Extracted records
--- BEGIN ---
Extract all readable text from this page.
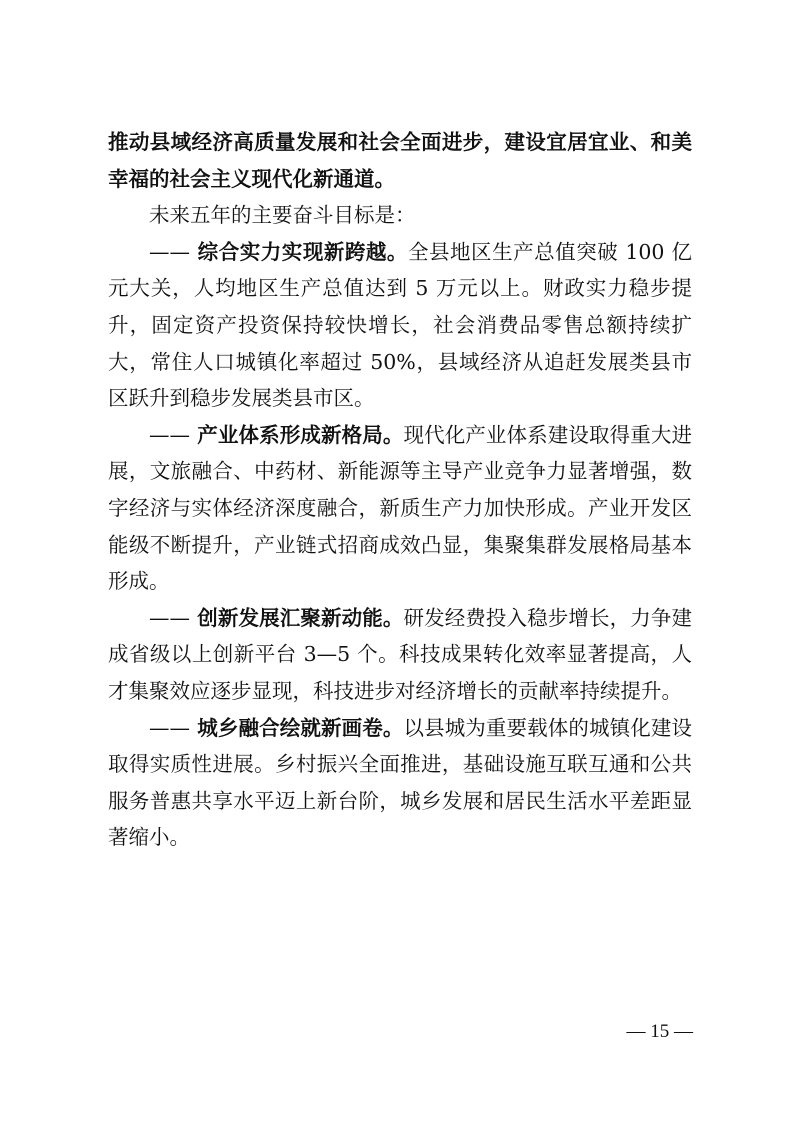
推动县域经济高质量发展和社会全面进步，建设宜居宜业、和美幸福的社会主义现代化新通道。

未来五年的主要奋斗目标是：

—— 综合实力实现新跨越。全县地区生产总值突破 100 亿元大关，人均地区生产总值达到 5 万元以上。财政实力稳步提升，固定资产投资保持较快增长，社会消费品零售总额持续扩大，常住人口城镇化率超过 50%，县域经济从追赶发展类县市区跃升到稳步发展类县市区。

—— 产业体系形成新格局。现代化产业体系建设取得重大进展，文旅融合、中药材、新能源等主导产业竞争力显著增强，数字经济与实体经济深度融合，新质生产力加快形成。产业开发区能级不断提升，产业链式招商成效凸显，集聚集群发展格局基本形成。

—— 创新发展汇聚新动能。研发经费投入稳步增长，力争建成省级以上创新平台 3—5 个。科技成果转化效率显著提高，人才集聚效应逐步显现，科技进步对经济增长的贡献率持续提升。

—— 城乡融合绘就新画卷。以县城为重要载体的城镇化建设取得实质性进展。乡村振兴全面推进，基础设施互联互通和公共服务普惠共享水平迈上新台阶，城乡发展和居民生活水平差距显著缩小。

— 15 —
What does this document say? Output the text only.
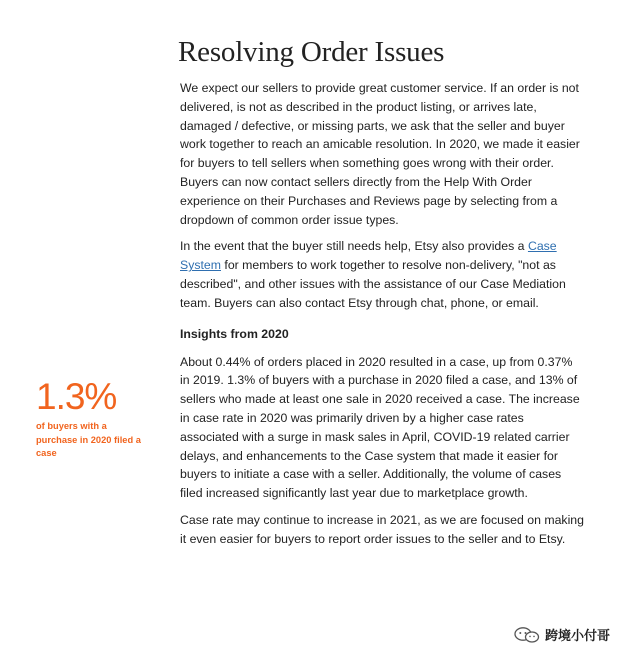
Resolving Order Issues

We expect our sellers to provide great customer service. If an order is not delivered, is not as described in the product listing, or arrives late, damaged / defective, or missing parts, we ask that the seller and buyer work together to reach an amicable resolution. In 2020, we made it easier for buyers to tell sellers when something goes wrong with their order. Buyers can now contact sellers directly from the Help With Order experience on their Purchases and Reviews page by selecting from a dropdown of common order issue types.

In the event that the buyer still needs help, Etsy also provides a Case System for members to work together to resolve non-delivery, "not as described", and other issues with the assistance of our Case Mediation team. Buyers can also contact Etsy through chat, phone, or email.

Insights from 2020

About 0.44% of orders placed in 2020 resulted in a case, up from 0.37% in 2019. 1.3% of buyers with a purchase in 2020 filed a case, and 13% of sellers who made at least one sale in 2020 received a case. The increase in case rate in 2020 was primarily driven by a higher case rates associated with a surge in mask sales in April, COVID-19 related carrier delays, and enhancements to the Case system that made it easier for buyers to initiate a case with a seller. Additionally, the volume of cases filed increased significantly last year due to marketplace growth.

Case rate may continue to increase in 2021, as we are focused on making it even easier for buyers to report order issues to the seller and to Etsy.

1.3%
of buyers with a purchase in 2020 filed a case
跨境小付哥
--- END ---
Exercise brief
What is the number of lines in this material that hold the string "filed"? Answer with that number only.

Answer in full
2